- [EXERCISE INSTRUCTIONS]:
Your task is to give the data again, exactly, with every line intact.

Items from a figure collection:

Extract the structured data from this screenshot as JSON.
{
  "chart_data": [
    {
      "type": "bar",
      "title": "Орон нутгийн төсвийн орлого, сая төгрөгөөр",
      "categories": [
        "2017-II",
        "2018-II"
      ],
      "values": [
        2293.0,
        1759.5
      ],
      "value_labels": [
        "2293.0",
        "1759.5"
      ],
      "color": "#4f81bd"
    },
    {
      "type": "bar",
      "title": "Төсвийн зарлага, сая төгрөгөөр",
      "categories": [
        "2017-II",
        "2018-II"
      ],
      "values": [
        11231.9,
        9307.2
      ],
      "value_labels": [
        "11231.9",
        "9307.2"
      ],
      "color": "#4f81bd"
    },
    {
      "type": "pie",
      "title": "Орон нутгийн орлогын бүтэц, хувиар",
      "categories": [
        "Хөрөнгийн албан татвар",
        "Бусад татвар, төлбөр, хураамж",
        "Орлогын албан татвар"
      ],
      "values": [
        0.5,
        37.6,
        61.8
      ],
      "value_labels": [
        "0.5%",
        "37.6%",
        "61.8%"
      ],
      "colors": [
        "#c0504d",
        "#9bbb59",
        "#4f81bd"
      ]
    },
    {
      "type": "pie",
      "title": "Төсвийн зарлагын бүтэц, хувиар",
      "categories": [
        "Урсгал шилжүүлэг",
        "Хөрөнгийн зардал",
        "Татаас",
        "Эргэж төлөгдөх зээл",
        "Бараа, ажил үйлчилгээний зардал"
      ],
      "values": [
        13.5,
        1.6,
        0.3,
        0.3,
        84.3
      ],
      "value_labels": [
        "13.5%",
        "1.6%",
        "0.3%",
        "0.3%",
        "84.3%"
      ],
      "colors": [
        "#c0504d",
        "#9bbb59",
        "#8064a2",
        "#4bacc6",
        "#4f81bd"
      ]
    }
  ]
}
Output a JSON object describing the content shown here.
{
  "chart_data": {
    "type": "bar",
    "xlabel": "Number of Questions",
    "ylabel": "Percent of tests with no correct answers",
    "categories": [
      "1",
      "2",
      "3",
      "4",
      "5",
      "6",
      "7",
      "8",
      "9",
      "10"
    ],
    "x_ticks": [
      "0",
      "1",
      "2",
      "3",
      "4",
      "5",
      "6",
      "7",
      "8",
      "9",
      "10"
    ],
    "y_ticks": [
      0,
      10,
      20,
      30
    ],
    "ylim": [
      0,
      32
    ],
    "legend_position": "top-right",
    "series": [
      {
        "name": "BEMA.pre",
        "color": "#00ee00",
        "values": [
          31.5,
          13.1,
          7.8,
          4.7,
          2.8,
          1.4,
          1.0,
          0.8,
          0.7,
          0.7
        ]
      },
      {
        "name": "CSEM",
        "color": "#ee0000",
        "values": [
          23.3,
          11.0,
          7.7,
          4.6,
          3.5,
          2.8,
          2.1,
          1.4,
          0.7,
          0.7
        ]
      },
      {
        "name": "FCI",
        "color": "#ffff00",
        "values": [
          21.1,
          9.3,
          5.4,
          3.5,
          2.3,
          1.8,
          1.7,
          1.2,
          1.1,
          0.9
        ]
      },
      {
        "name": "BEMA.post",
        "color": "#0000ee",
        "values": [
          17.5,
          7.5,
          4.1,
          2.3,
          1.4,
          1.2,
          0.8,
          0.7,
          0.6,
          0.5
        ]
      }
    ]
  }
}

- [RESULT FOR THIS TASK]:
Extract the structured data from this screenshot as JSON.
{
  "chart_data": [
    {
      "type": "bar",
      "title": "Орон нутгийн төсвийн орлого, сая төгрөгөөр",
      "categories": [
        "2017-II",
        "2018-II"
      ],
      "values": [
        2293.0,
        1759.5
      ],
      "value_labels": [
        "2293.0",
        "1759.5"
      ],
      "color": "#4f81bd"
    },
    {
      "type": "bar",
      "title": "Төсвийн зарлага, сая төгрөгөөр",
      "categories": [
        "2017-II",
        "2018-II"
      ],
      "values": [
        11231.9,
        9307.2
      ],
      "value_labels": [
        "11231.9",
        "9307.2"
      ],
      "color": "#4f81bd"
    },
    {
      "type": "pie",
      "title": "Орон нутгийн орлогын бүтэц, хувиар",
      "categories": [
        "Хөрөнгийн албан татвар",
        "Бусад татвар, төлбөр, хураамж",
        "Орлогын албан татвар"
      ],
      "values": [
        0.5,
        37.6,
        61.8
      ],
      "value_labels": [
        "0.5%",
        "37.6%",
        "61.8%"
      ],
      "colors": [
        "#c0504d",
        "#9bbb59",
        "#4f81bd"
      ]
    },
    {
      "type": "pie",
      "title": "Төсвийн зарлагын бүтэц, хувиар",
      "categories": [
        "Урсгал шилжүүлэг",
        "Хөрөнгийн зардал",
        "Татаас",
        "Эргэж төлөгдөх зээл",
        "Бараа, ажил үйлчилгээний зардал"
      ],
      "values": [
        13.5,
        1.6,
        0.3,
        0.3,
        84.3
      ],
      "value_labels": [
        "13.5%",
        "1.6%",
        "0.3%",
        "0.3%",
        "84.3%"
      ],
      "colors": [
        "#c0504d",
        "#9bbb59",
        "#8064a2",
        "#4bacc6",
        "#4f81bd"
      ]
    }
  ]
}
Output a JSON object describing the content shown here.
{
  "chart_data": {
    "type": "bar",
    "xlabel": "Number of Questions",
    "ylabel": "Percent of tests with no correct answers",
    "categories": [
      "1",
      "2",
      "3",
      "4",
      "5",
      "6",
      "7",
      "8",
      "9",
      "10"
    ],
    "x_ticks": [
      "0",
      "1",
      "2",
      "3",
      "4",
      "5",
      "6",
      "7",
      "8",
      "9",
      "10"
    ],
    "y_ticks": [
      0,
      10,
      20,
      30
    ],
    "ylim": [
      0,
      32
    ],
    "legend_position": "top-right",
    "series": [
      {
        "name": "BEMA.pre",
        "color": "#00ee00",
        "values": [
          31.5,
          13.1,
          7.8,
          4.7,
          2.8,
          1.4,
          1.0,
          0.8,
          0.7,
          0.7
        ]
      },
      {
        "name": "CSEM",
        "color": "#ee0000",
        "values": [
          23.3,
          11.0,
          7.7,
          4.6,
          3.5,
          2.8,
          2.1,
          1.4,
          0.7,
          0.7
        ]
      },
      {
        "name": "FCI",
        "color": "#ffff00",
        "values": [
          21.1,
          9.3,
          5.4,
          3.5,
          2.3,
          1.8,
          1.7,
          1.2,
          1.1,
          0.9
        ]
      },
      {
        "name": "BEMA.post",
        "color": "#0000ee",
        "values": [
          17.5,
          7.5,
          4.1,
          2.3,
          1.4,
          1.2,
          0.8,
          0.7,
          0.6,
          0.5
        ]
      }
    ]
  }
}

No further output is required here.